- **What needs to be done**: Each line below must be set down exactly; omit any image you find.

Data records
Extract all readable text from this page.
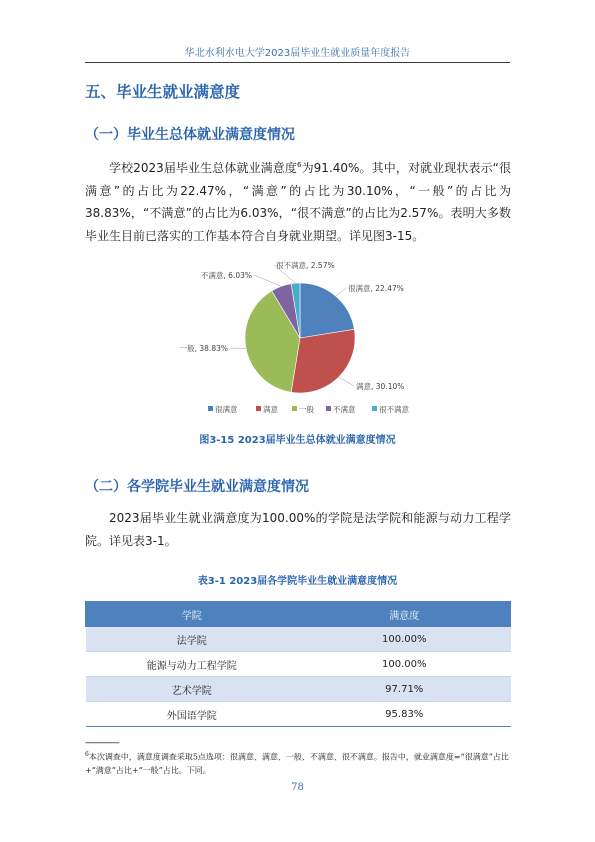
华北水利水电大学2023届毕业生就业质量年度报告
五、毕业生就业满意度
（一）毕业生总体就业满意度情况
学校2023届毕业生总体就业满意度$^6$为91.40%。其中，对就业现状表示“很满意”的占比为22.47%，“满意”的占比为30.10%，“一般”的占比为38.83%，“不满意”的占比为6.03%，“很不满意”的占比为2.57%。表明大多数毕业生目前已落实的工作基本符合自身就业期望。详见图3-15。
很满意, 22.47%
满意, 30.10%
一般, 38.83%
不满意, 6.03%
很不满意, 2.57%
很满意	满意	一般	不满意	很不满意
图3-15 2023届毕业生总体就业满意度情况
（二）各学院毕业生就业满意度情况
2023届毕业生就业满意度为100.00%的学院是法学院和能源与动力工程学院。详见表3-1。
表3-1 2023届各学院毕业生就业满意度情况
学院	满意度
法学院	100.00%
能源与动力工程学院	100.00%
艺术学院	97.71%
外国语学院	95.83%
---------------
$^6$本次调查中，满意度调查采取5点选项：很满意、满意、一般、不满意、很不满意。报告中，就业满意度=“很满意”占比+“满意”占比+“一般”占比。下同。
78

- **Full answer**:
Extract all readable text from this page.
华北水利水电大学2023届毕业生就业质量年度报告
五、毕业生就业满意度
（一）毕业生总体就业满意度情况
学校2023届毕业生总体就业满意度$^6$为91.40%。其中，对就业现状表示“很满意”的占比为22.47%，“满意”的占比为30.10%，“一般”的占比为38.83%，“不满意”的占比为6.03%，“很不满意”的占比为2.57%。表明大多数毕业生目前已落实的工作基本符合自身就业期望。详见图3-15。
很满意, 22.47%
满意, 30.10%
一般, 38.83%
不满意, 6.03%
很不满意, 2.57%
很满意	满意	一般	不满意	很不满意
图3-15 2023届毕业生总体就业满意度情况
（二）各学院毕业生就业满意度情况
2023届毕业生就业满意度为100.00%的学院是法学院和能源与动力工程学院。详见表3-1。
表3-1 2023届各学院毕业生就业满意度情况
学院	满意度
法学院	100.00%
能源与动力工程学院	100.00%
艺术学院	97.71%
外国语学院	95.83%
---------------
$^6$本次调查中，满意度调查采取5点选项：很满意、满意、一般、不满意、很不满意。报告中，就业满意度=“很满意”占比+“满意”占比+“一般”占比。下同。
78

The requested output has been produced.